Short problem> Compile every line that includes the word "title".

Dataset rows>
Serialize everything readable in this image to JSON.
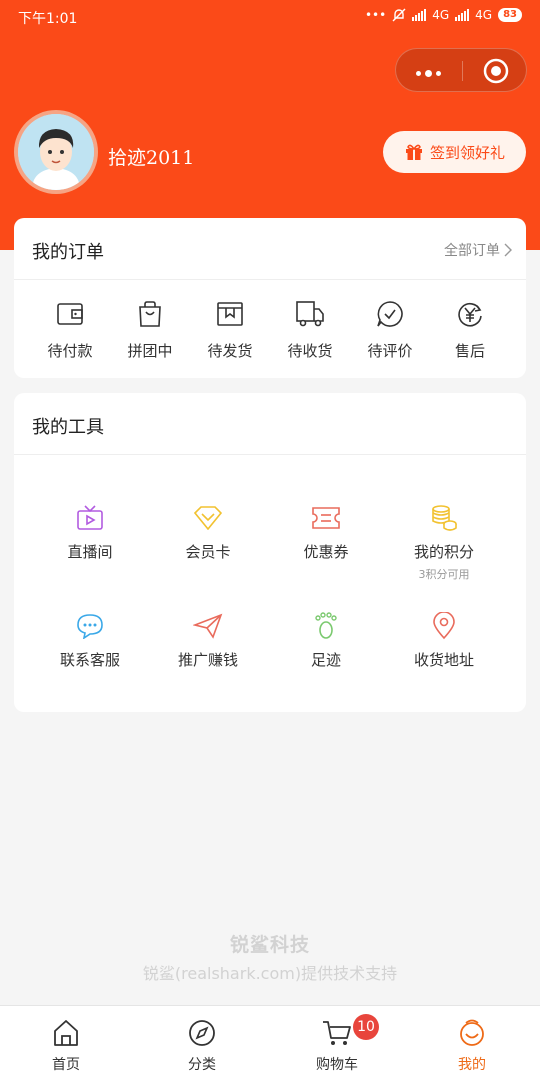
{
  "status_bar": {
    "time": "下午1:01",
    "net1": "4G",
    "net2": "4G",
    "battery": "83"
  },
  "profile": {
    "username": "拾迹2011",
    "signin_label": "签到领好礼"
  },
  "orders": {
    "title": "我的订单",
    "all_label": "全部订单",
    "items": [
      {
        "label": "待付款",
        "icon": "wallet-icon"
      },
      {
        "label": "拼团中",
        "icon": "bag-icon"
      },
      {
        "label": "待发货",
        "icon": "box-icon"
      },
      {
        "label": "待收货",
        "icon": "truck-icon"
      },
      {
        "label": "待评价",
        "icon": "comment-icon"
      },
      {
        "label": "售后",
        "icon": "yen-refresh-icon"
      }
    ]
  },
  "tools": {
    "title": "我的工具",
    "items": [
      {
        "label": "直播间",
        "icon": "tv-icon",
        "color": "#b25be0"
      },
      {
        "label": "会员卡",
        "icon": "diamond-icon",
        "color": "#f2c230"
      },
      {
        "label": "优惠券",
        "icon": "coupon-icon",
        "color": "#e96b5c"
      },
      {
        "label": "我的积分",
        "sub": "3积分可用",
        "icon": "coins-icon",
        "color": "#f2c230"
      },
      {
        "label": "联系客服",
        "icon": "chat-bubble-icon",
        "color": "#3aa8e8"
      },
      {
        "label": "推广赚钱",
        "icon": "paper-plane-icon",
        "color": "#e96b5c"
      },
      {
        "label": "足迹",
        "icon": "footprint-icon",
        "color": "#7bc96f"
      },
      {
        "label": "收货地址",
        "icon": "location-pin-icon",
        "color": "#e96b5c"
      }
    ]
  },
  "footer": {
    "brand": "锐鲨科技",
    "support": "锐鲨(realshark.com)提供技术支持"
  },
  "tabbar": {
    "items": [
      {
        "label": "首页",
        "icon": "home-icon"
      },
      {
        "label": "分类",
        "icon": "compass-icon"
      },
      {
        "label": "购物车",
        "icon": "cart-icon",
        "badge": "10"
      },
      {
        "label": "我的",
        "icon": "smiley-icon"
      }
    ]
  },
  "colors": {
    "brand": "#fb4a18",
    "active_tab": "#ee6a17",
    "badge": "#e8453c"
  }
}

==

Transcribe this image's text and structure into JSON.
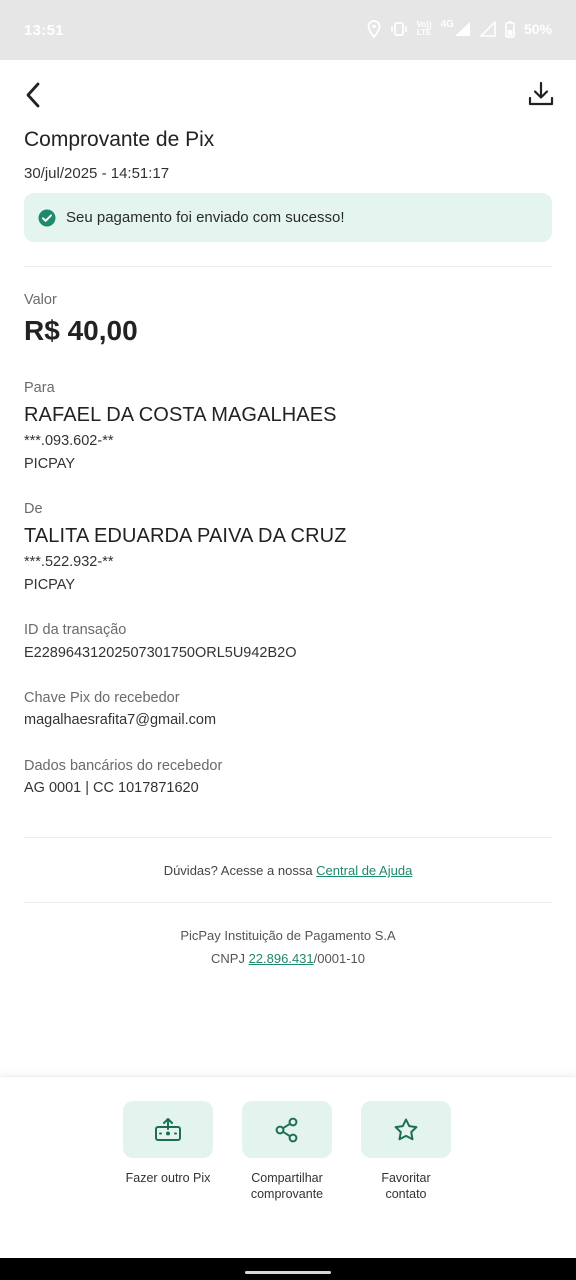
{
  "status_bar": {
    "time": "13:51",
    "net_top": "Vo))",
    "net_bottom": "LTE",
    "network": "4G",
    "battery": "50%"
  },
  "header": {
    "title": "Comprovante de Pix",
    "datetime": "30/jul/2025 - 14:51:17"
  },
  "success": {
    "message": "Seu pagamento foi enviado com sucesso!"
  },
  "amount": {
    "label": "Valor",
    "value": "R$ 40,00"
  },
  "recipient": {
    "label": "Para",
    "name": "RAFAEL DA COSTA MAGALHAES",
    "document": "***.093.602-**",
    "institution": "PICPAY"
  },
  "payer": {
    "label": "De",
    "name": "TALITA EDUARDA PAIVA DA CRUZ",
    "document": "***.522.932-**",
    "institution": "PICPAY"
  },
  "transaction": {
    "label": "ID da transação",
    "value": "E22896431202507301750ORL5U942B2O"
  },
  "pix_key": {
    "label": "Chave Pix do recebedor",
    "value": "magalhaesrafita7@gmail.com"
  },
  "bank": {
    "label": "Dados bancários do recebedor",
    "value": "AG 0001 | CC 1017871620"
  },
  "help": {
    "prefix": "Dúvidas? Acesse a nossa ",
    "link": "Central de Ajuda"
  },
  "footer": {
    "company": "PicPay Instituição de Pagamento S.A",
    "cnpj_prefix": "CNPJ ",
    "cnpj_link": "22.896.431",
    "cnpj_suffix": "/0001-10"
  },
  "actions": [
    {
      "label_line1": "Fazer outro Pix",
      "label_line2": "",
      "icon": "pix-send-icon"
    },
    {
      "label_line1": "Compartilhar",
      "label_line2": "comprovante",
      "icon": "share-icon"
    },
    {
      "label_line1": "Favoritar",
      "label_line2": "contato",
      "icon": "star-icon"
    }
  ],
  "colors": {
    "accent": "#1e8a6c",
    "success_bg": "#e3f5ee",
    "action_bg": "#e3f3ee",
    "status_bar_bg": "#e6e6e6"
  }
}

Solution for this problem>
    "title": "我的订单",
    "title": "我的工具",
    "title": "Comprovante de Pix",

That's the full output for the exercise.